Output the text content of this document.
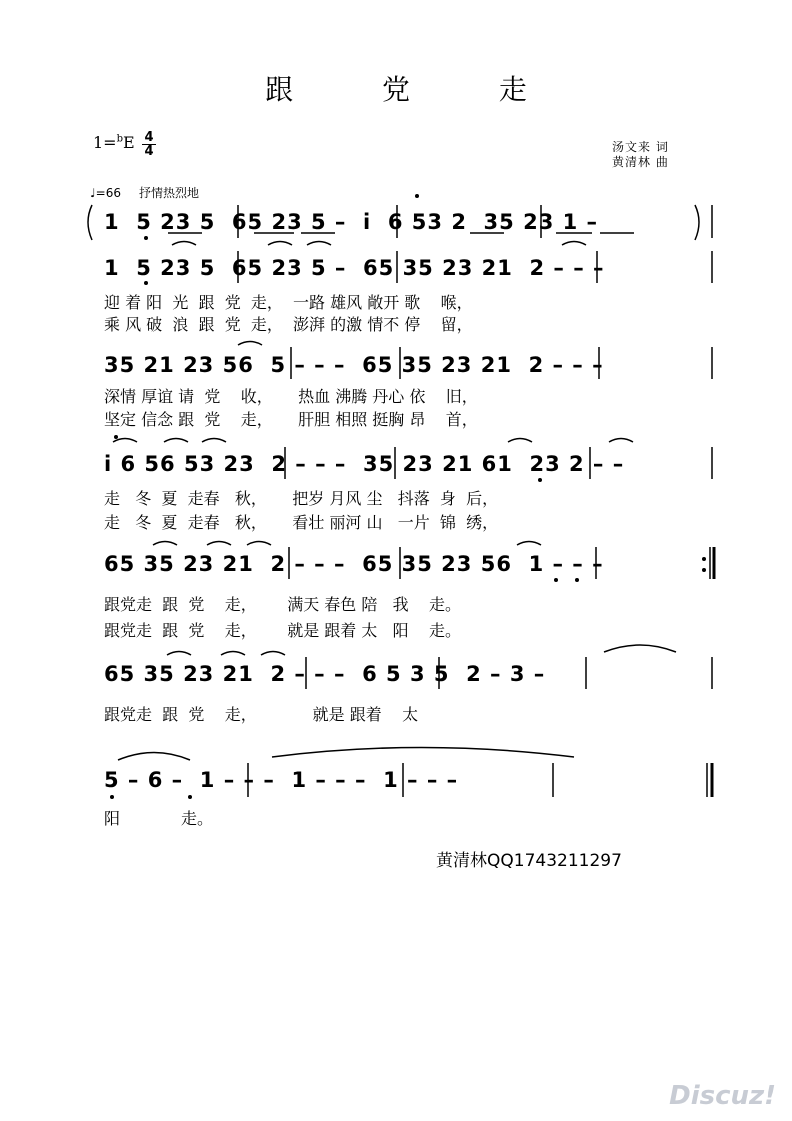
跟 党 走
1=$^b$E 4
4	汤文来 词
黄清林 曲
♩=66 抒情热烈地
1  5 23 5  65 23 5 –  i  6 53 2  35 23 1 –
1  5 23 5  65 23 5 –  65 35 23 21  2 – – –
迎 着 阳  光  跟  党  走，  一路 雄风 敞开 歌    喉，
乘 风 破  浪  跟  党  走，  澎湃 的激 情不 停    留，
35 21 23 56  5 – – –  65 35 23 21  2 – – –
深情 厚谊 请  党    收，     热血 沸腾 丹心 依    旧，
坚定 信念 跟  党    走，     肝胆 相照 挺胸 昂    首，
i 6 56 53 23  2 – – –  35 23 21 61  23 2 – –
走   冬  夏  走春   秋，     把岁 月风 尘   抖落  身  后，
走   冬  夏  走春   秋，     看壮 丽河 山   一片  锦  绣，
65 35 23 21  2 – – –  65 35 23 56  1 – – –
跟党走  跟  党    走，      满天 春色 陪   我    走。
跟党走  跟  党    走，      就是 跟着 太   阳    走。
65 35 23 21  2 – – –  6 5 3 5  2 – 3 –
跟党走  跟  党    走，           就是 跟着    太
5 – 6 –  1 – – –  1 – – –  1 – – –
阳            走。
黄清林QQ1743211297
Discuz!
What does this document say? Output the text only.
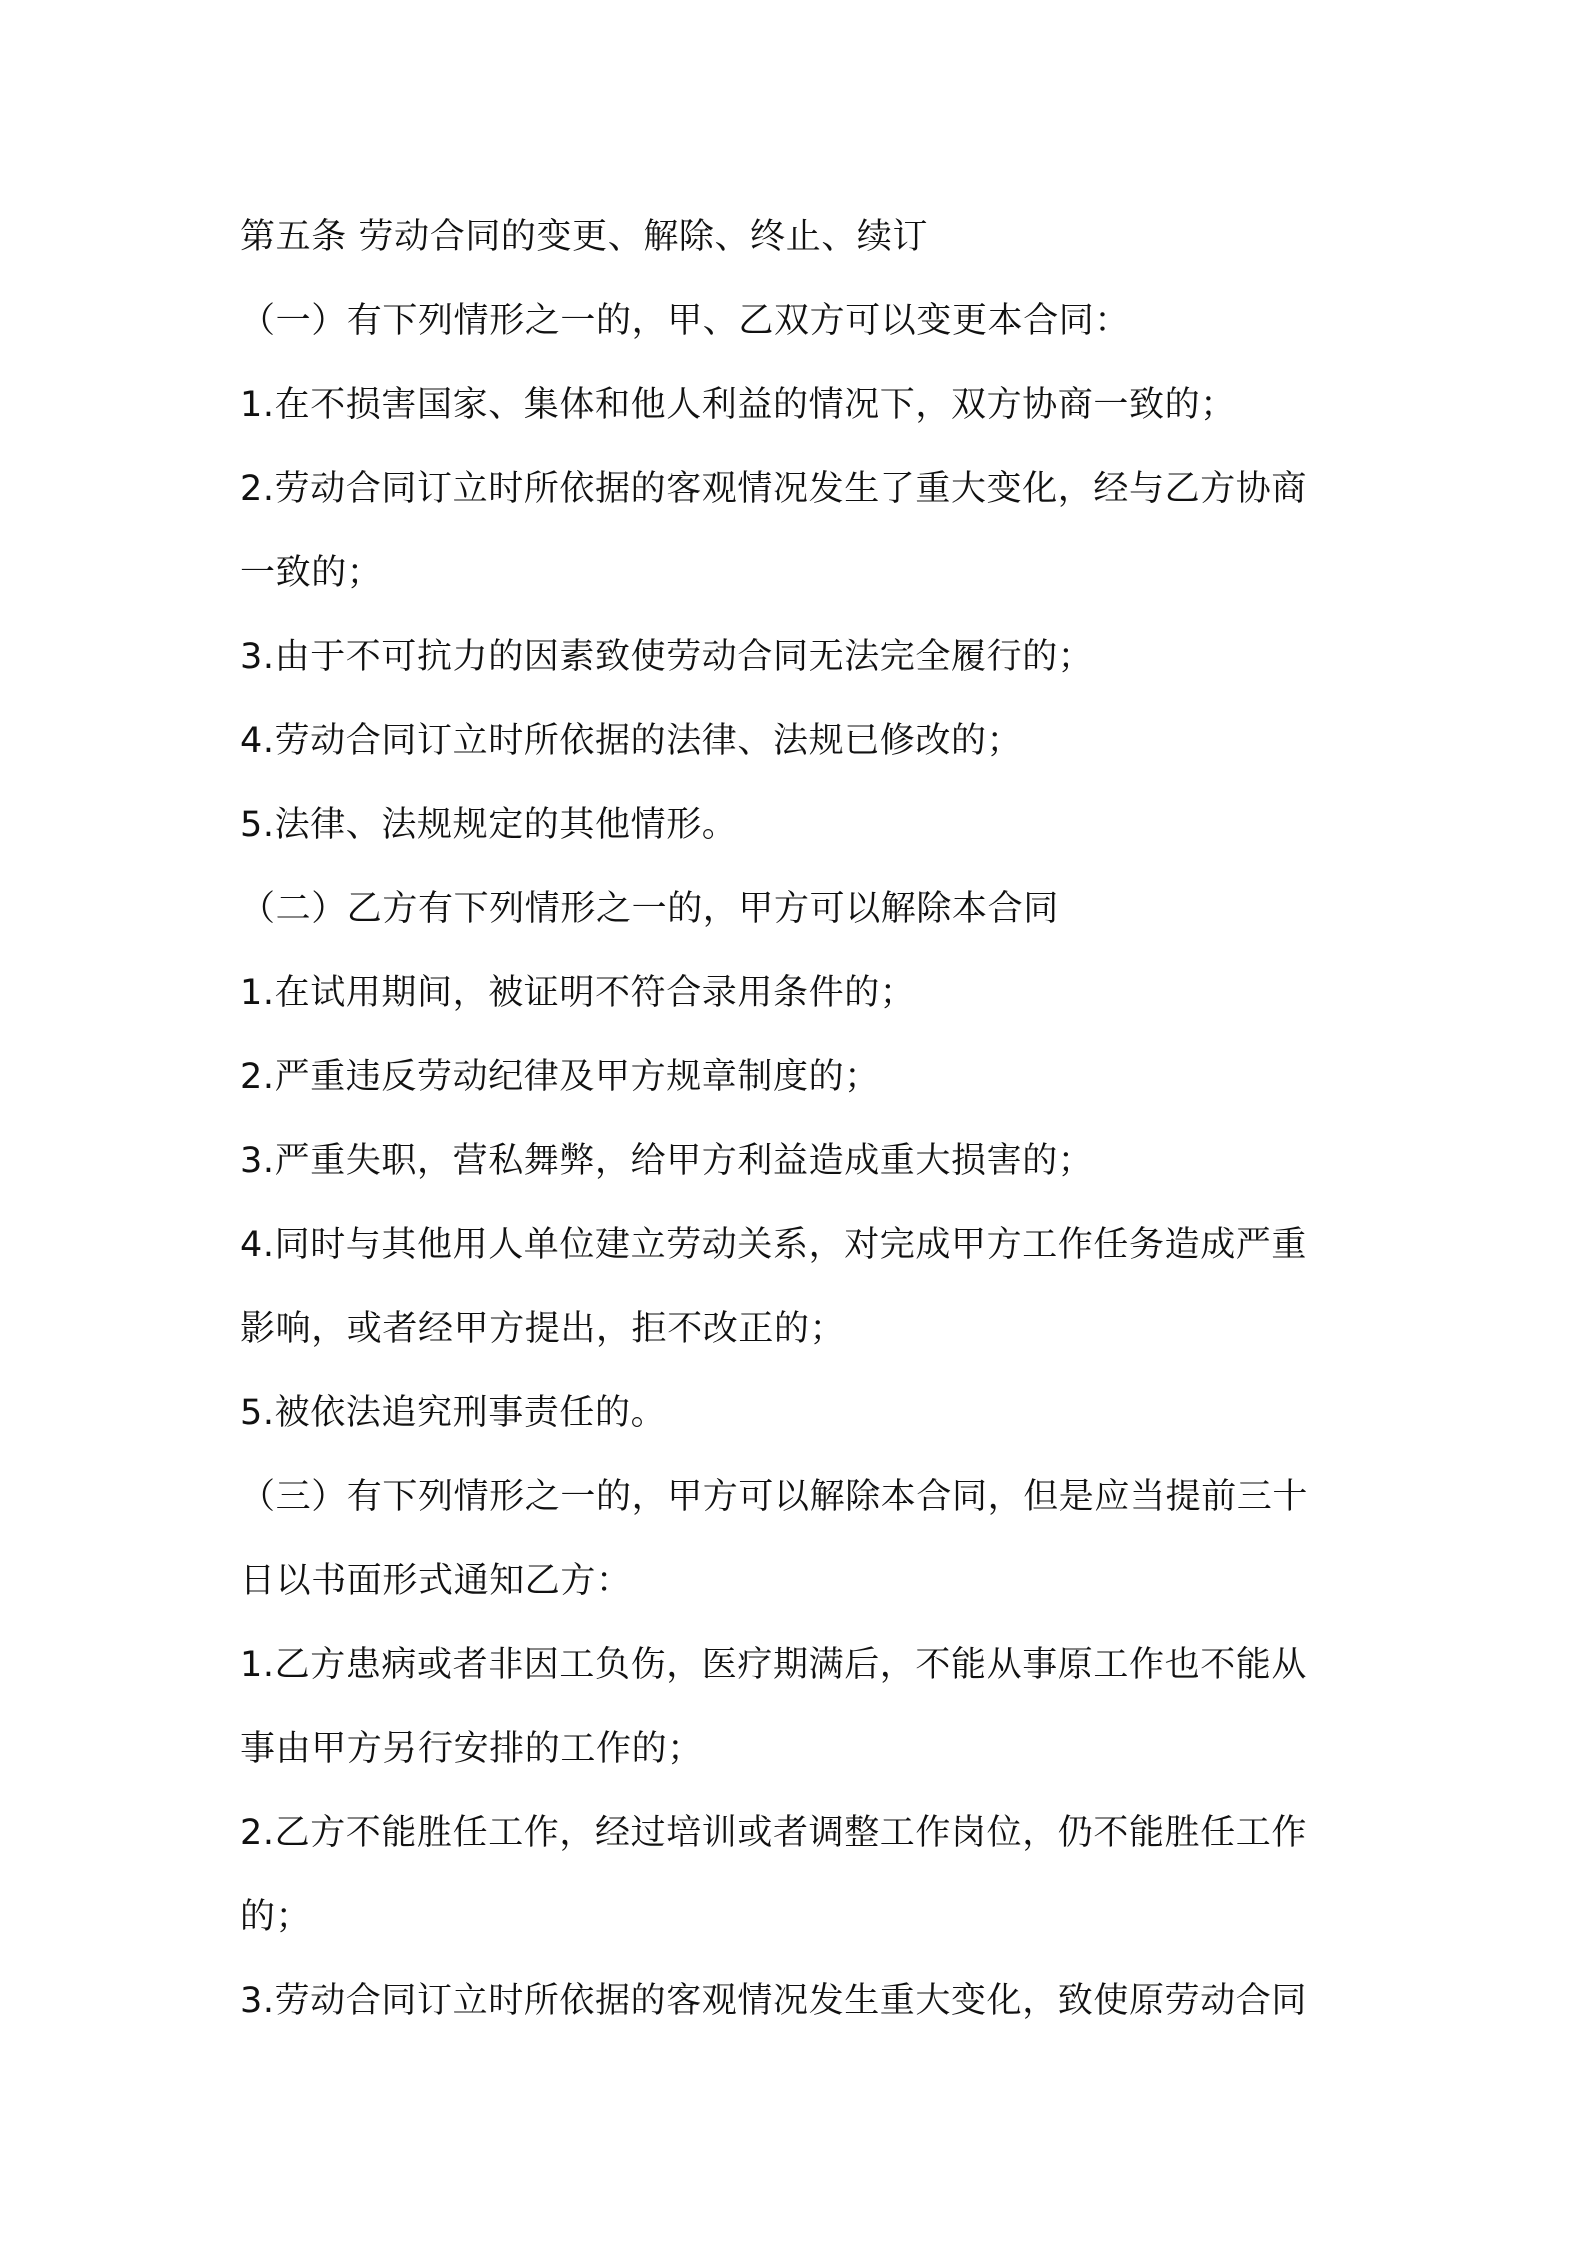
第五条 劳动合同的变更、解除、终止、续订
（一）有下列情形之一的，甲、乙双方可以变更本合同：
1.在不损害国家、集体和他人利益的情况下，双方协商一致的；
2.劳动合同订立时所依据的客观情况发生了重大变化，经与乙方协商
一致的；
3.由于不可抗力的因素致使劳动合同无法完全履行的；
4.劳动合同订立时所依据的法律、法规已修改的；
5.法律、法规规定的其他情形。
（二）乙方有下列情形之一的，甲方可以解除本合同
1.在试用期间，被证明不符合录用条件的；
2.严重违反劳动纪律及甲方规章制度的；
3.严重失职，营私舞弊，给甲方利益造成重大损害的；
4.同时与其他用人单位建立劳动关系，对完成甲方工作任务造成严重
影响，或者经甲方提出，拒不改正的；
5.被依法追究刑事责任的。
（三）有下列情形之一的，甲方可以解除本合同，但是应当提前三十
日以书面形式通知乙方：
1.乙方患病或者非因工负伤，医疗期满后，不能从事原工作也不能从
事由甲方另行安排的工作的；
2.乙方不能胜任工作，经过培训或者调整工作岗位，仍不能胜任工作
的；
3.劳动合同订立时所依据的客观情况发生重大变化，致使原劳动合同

++++++

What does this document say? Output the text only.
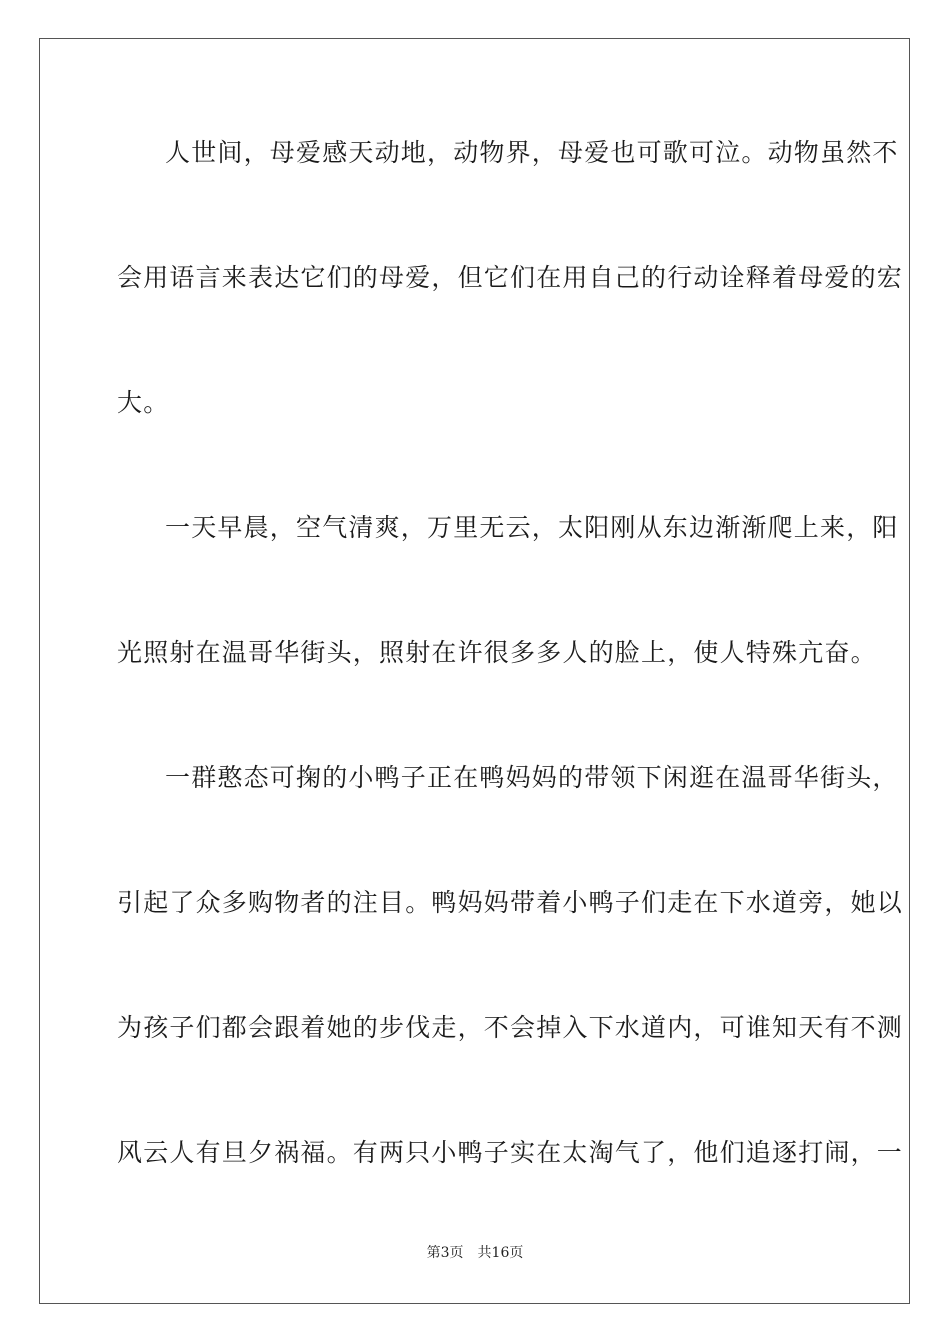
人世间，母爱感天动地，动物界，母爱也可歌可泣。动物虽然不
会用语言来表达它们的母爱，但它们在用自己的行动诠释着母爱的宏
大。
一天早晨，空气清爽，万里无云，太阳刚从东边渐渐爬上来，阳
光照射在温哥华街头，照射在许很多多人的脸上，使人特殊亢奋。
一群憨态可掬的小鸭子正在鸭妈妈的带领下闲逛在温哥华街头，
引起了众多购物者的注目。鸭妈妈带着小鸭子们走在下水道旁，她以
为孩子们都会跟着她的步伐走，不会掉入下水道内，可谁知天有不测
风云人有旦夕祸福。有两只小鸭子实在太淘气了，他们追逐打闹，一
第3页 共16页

++++++

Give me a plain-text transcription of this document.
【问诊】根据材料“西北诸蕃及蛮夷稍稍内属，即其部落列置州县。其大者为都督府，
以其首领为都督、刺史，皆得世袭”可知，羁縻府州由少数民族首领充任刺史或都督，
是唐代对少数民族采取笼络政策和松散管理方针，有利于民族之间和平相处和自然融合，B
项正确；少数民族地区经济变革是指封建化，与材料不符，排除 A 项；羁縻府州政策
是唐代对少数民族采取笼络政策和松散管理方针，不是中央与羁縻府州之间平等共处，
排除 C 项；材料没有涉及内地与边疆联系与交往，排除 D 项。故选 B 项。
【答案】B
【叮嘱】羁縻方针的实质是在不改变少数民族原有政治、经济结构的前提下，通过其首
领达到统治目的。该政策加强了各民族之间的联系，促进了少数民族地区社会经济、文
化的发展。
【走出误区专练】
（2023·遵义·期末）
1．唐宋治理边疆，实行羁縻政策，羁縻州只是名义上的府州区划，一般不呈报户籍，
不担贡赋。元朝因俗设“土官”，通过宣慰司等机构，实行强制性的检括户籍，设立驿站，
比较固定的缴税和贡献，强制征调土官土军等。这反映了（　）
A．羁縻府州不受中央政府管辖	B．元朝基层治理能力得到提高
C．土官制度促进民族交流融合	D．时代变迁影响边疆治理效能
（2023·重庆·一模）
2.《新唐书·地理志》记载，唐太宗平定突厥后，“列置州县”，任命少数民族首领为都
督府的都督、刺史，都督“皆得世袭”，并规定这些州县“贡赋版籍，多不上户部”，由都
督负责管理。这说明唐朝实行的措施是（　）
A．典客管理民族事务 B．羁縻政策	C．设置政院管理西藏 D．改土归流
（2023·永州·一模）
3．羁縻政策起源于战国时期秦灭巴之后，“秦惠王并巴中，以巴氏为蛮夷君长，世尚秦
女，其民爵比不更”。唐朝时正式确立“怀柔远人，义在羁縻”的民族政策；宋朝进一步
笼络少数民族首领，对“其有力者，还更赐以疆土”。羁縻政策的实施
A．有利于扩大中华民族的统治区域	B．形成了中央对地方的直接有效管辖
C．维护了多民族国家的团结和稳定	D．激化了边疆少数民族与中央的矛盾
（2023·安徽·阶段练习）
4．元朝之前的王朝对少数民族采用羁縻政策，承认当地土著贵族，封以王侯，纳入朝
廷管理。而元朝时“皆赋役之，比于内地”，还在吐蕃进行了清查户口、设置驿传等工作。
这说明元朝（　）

++++++

[What needs to be done] Filter the entries above down to the lines containing the word "皆得世袭".

[Answer]
以其首领为都督、刺史，皆得世袭”可知，羁縻府州由少数民族首领充任刺史或都督，
督府的都督、刺史，都督“皆得世袭”，并规定这些州县“贡赋版籍，多不上户部”，由都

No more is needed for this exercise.